STUDY QUESTIONS
**1)** In the forum discussion about pencils and space pens, roughly what price per unit did NASA end up paying for the Fisher pens?
**2)** Write the next part of the forum discussion about pencils and space pens, picking up after its last line.

Ngah!

Then there's the point that I hadn't even heard the word "Internet" until 1997 when I was informed that, as my office's product officer, I was going to have to start moving an international news agency to Internet communications. I had bought and shelved a whole hell of a lot of print books by 1997. I still haven't managed to read all of those yet.

Ya know what; I'm too busy collecting all the In Death books, to actually read them. I haven't even finsjed the last one, and I'm probably but a few pages away from the end.
 
Not quite! This one gets told a lot as an illustration of government profligacy, but the truth is very different.

Initially, both US and Soviet space programs used pencils of one variety or another. (NASA used high-quality mechanical pencils that cost $128 a unit, which does seem excessive, especially for the 1960s.) But pencils of any kind are a menace in space. They shed little bits of graphite that float around and get in people's eyes, or drift into important electronics and short them out, or they catch fire in the high-oxygen environment. After Apollo 1, NASA did their best to avoid having anything flammable in their craft.

The Fisher Pen Company saw a business opportunity, spent about a million dollars of their own money (not public funds) and developed a pen that was safe for writing in space.

NASA bought four hundred of them, at a bulk rate that ended up about $2.40 per unit, about a fiftieth of what they'd been paying for pencils. And not just NASA; the Soviets bought a hundred for their space program, because they didn't like pencils either.

Meanwhile, Fisher got a great marketing angle, and I assume they made their investment back by using the publicity to sell their pens to the public. It was a big success all round, and it's sad that it got distorted into a caricature "wasteful government spending" story.

http://www.scientificamerican.com/article/fact-or-fiction-nasa-spen/
http://mentalfloss.com/article/13103/russians-didnt-just-use-pencils-space

I always assumed they were pressurized, though I%m not paying $50 bucks for a pen that writes in blue.
 
As long as you have a way to sharpen it, but then there's probably a cave somewhere, right?

Just do what we used to do. Rub it on a rock until it comes to a point.

Actually, oddly, I can remember sitting at my desk and peeling the wood back on a No.2 pencil with my thumbnail during... er... ACTs? SATs? GRE? One of those infernal, interminable "how good can you fill in a bubble" tests anyway.
 
When all else fails there's always a nail and blood...
 
Not quite! This one gets told a lot as an illustration of government profligacy, but the truth is very different.

RAW DATA
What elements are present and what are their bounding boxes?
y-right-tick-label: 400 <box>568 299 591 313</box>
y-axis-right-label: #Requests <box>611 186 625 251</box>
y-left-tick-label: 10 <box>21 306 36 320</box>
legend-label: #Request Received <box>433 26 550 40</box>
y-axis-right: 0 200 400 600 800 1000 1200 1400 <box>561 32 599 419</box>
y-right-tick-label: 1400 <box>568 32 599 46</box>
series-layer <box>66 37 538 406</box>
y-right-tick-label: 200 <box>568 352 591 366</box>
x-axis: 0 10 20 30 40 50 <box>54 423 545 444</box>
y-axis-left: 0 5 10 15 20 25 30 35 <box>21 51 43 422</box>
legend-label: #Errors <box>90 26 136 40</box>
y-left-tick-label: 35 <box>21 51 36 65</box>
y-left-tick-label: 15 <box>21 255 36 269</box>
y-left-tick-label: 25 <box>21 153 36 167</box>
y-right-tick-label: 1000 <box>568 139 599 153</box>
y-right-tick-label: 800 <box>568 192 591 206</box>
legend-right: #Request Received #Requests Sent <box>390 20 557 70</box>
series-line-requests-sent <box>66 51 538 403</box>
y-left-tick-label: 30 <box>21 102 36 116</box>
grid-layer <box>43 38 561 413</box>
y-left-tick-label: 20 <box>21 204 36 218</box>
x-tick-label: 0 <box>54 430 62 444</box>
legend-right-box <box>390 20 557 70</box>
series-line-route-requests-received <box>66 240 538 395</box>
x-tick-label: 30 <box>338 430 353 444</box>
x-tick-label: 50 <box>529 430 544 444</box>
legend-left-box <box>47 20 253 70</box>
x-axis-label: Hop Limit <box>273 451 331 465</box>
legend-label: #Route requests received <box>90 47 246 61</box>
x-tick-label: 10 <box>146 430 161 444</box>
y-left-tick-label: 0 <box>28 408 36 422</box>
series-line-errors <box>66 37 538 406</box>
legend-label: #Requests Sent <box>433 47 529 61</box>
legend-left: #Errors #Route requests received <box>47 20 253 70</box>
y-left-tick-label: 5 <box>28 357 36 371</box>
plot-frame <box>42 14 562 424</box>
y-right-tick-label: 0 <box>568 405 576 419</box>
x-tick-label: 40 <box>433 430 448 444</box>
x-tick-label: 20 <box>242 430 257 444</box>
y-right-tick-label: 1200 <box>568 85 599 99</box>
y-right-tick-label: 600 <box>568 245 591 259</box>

ACTIVITY ANSWERS
**1)** About $2.40 per unit.

**2)**
Initially, both US and Soviet space programs used pencils of one variety or another. (NASA used high-quality mechanical pencils that cost $128 a unit, which does seem excessive, especially for the 1960s.) But pencils of any kind are a menace in space. They shed little bits of graphite that float around and get in people's eyes, or drift into important electronics and short them out, or they catch fire in the high-oxygen environment. After Apollo 1, NASA did their best to avoid having anything flammable in their craft.

The Fisher Pen Company saw a business opportunity, spent about a million dollars of their own money (not public funds) and developed a pen that was safe for writing in space.

NASA bought four hundred of them, at a bulk rate that ended up about $2.40 per unit, about a fiftieth of what they'd been paying for pencils. And not just NASA; the Soviets bought a hundred for their space program, because they didn't like pencils either.

Meanwhile, Fisher got a great marketing angle, and I assume they made their investment back by using the publicity to sell their pens to the public. It was a big success all round, and it's sad that it got distorted into a caricature "wasteful government spending" story.

http://www.scientificamerican.com/article/fact-or-fiction-nasa-spen/
http://mentalfloss.com/article/13103/russians-didnt-just-use-pencils-space

Thank you for correcting my understanding of 'pencils in space'.
 
Sorry; Erm . . "Dresden" ?
German city ?

Sorry. "Dresden Files". Series by Jim Butcher. In my ... er, well not so humble opinion, one of the better thought out melding of magic and non-human crossovers into detective and mystery. DON'T watch the abysmal series they tried to make of it however. Why they buy the rights to a bestseller and then change everything and are surprised when it doesn't do as well still escapes me.